**STATED TASK**:
Reproduce the records below in full and word for word, excluding pictures.

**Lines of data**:
--
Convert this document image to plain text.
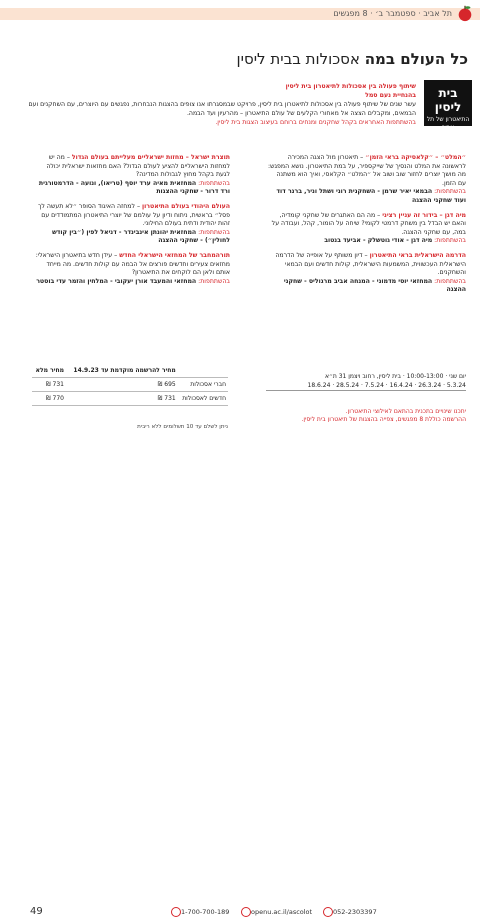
תל אביב · ספטמבר ב׳ · 8 מפגשים
כל העולם במה אסכולות בבית ליסין
בית
ליסין
התיאטרון של תל אביב
שיתוף פעולה בין אסכולות לתיאטרון בית ליסין
בהנחיית נעם סמל
עשר שנים של שיתוף פעולה בין אסכולות לתיאטרון בית ליסין, פרויקט שבמסגרתו אנו צופים בהצגות הנבחרות, נפגשים עם היוצרים, עם השחקנים ועם הבמאים, ומקבלים הצצה אל מאחורי הקלעים של עולם התיאטרון – מהרעיון ועד הבמה.
בהשתתפות האחראים בקהל שחקנים ומנחים ברוחם בעיצוב הצגות בית ליסין.
״המלט״ – ״קלאסיקה בראי הזמן״ – תיאטרון מול הצגה המכירה לראשונה את המלט והנסיך של שייקספיר, על במת התיאטרון. נושא המפגש: מה מושך יוצרים לחזור שוב ושוב אל ״המלט״ הקלאסי, ואיך הוא משתנה עם הזמן.
בהשתתפות: הבמאי יאיר שרמן - השחקנית רוני ושתל וניר, ברנר דוד ועוד שחקני ההצגה
מיה דגן – בידור זה עניין רציני – מה הם האתגרים של שחקני קומדיה, והאם יש הבדל בין משחק דרמטי לקומי? שיחה על הומור, קהל, ועבודה על במה, עם שחקני ההצגה.
בהשתתפות: מיה דגן - אודי גוטשלק - אביעד בנטוב
הדרמה הישראלית בראי התיאטרון – דיון משותף על אופייה של הדרמה הישראלית העכשווית, המשמעות הישראלית, קולות חדשים ועם הבמאי והשחקנים.
בהשתתפות: המחזאי יוסי מדמוני - המנחה אביב מרגוליס - שחקני ההצגה
תוצרת ישראל – מחזות ישראליים מעלייתם בעולם הגדול – מה יש למחזות הישראליים להציע לעולם הגדול? האם מחזאות ישראלית יכולה לגעת בקהל מחוץ לגבולות המדינה?
בהשתתפות: המחזאית מאיה ערד יוסף (טריאו), ונועה - הדרמטורגית ורד דרור - שחקני ההצגות
העולם היהודי בעולם התיאטרון – למחזה האיגוד הסופר ״לא תעשה לך פסל״ בראשית, ניתוח ודיון על עולמם של יוצרי התיאטרון המתמודדים עם זהות יהודית ודתית בעולם החילוני.
בהשתתפות: המחזאית יהונתן אינבינדר - דניאל לפין (״בין קודש לחולין״) - שחקני ההצגה
תורהמחבר של המחזאי הישראלי החדש – עידן חדש בתיאטרון הישראלי: מחזאים צעירים וחדשים פורצים אל הבמה עם קולות חדשים. מה מייחד אותם ולאן הם לוקחים את התיאטרון?
בהשתתפות: המחזאי והמעבד אורן יעקובי - המלחין והזמר עדי בוסטר
יום שני · 10:00-13:00 · בית ליסין, רחוב ויצמן 31 ת״א
5.3.24 · 26.3.24 · 16.4.24 · 7.5.24 · 28.5.24 · 18.6.24
יתכנו שינויים בתכנית בהתאם לאילוצי התיאטרון.
ההרשמה כוללת 8 מפגשים, צפייה בהצגות של תיאטרון בית ליסין.
	מחיר להרשמה מוקדמת עד 14.9.23	מחיר מלא
חברי אסכולות	695 ₪	731 ₪
חדשים לאסכולות	731 ₪	770 ₪
ניתן לשלם עד 10 תשלומים ללא ריבית
49	1-700-700-189	openu.ac.il/ascolot	052-2303397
--
**ANSWER BELOW**:
Convert this document image to plain text.
תל אביב · ספטמבר ב׳ · 8 מפגשים
כל העולם במה אסכולות בבית ליסין
בית
ליסין
התיאטרון של תל אביב
שיתוף פעולה בין אסכולות לתיאטרון בית ליסין
בהנחיית נעם סמל
עשר שנים של שיתוף פעולה בין אסכולות לתיאטרון בית ליסין, פרויקט שבמסגרתו אנו צופים בהצגות הנבחרות, נפגשים עם היוצרים, עם השחקנים ועם הבמאים, ומקבלים הצצה אל מאחורי הקלעים של עולם התיאטרון – מהרעיון ועד הבמה.
בהשתתפות האחראים בקהל שחקנים ומנחים ברוחם בעיצוב הצגות בית ליסין.
״המלט״ – ״קלאסיקה בראי הזמן״ – תיאטרון מול הצגה המכירה לראשונה את המלט והנסיך של שייקספיר, על במת התיאטרון. נושא המפגש: מה מושך יוצרים לחזור שוב ושוב אל ״המלט״ הקלאסי, ואיך הוא משתנה עם הזמן.
בהשתתפות: הבמאי יאיר שרמן - השחקנית רוני ושתל וניר, ברנר דוד ועוד שחקני ההצגה
מיה דגן – בידור זה עניין רציני – מה הם האתגרים של שחקני קומדיה, והאם יש הבדל בין משחק דרמטי לקומי? שיחה על הומור, קהל, ועבודה על במה, עם שחקני ההצגה.
בהשתתפות: מיה דגן - אודי גוטשלק - אביעד בנטוב
הדרמה הישראלית בראי התיאטרון – דיון משותף על אופייה של הדרמה הישראלית העכשווית, המשמעות הישראלית, קולות חדשים ועם הבמאי והשחקנים.
בהשתתפות: המחזאי יוסי מדמוני - המנחה אביב מרגוליס - שחקני ההצגה
תוצרת ישראל – מחזות ישראליים מעלייתם בעולם הגדול – מה יש למחזות הישראליים להציע לעולם הגדול? האם מחזאות ישראלית יכולה לגעת בקהל מחוץ לגבולות המדינה?
בהשתתפות: המחזאית מאיה ערד יוסף (טריאו), ונועה - הדרמטורגית ורד דרור - שחקני ההצגות
העולם היהודי בעולם התיאטרון – למחזה האיגוד הסופר ״לא תעשה לך פסל״ בראשית, ניתוח ודיון על עולמם של יוצרי התיאטרון המתמודדים עם זהות יהודית ודתית בעולם החילוני.
בהשתתפות: המחזאית יהונתן אינבינדר - דניאל לפין (״בין קודש לחולין״) - שחקני ההצגה
תורהמחבר של המחזאי הישראלי החדש – עידן חדש בתיאטרון הישראלי: מחזאים צעירים וחדשים פורצים אל הבמה עם קולות חדשים. מה מייחד אותם ולאן הם לוקחים את התיאטרון?
בהשתתפות: המחזאי והמעבד אורן יעקובי - המלחין והזמר עדי בוסטר
יום שני · 10:00-13:00 · בית ליסין, רחוב ויצמן 31 ת״א
5.3.24 · 26.3.24 · 16.4.24 · 7.5.24 · 28.5.24 · 18.6.24
יתכנו שינויים בתכנית בהתאם לאילוצי התיאטרון.
ההרשמה כוללת 8 מפגשים, צפייה בהצגות של תיאטרון בית ליסין.
	מחיר להרשמה מוקדמת עד 14.9.23	מחיר מלא
חברי אסכולות	695 ₪	731 ₪
חדשים לאסכולות	731 ₪	770 ₪
ניתן לשלם עד 10 תשלומים ללא ריבית
49	1-700-700-189	openu.ac.il/ascolot	052-2303397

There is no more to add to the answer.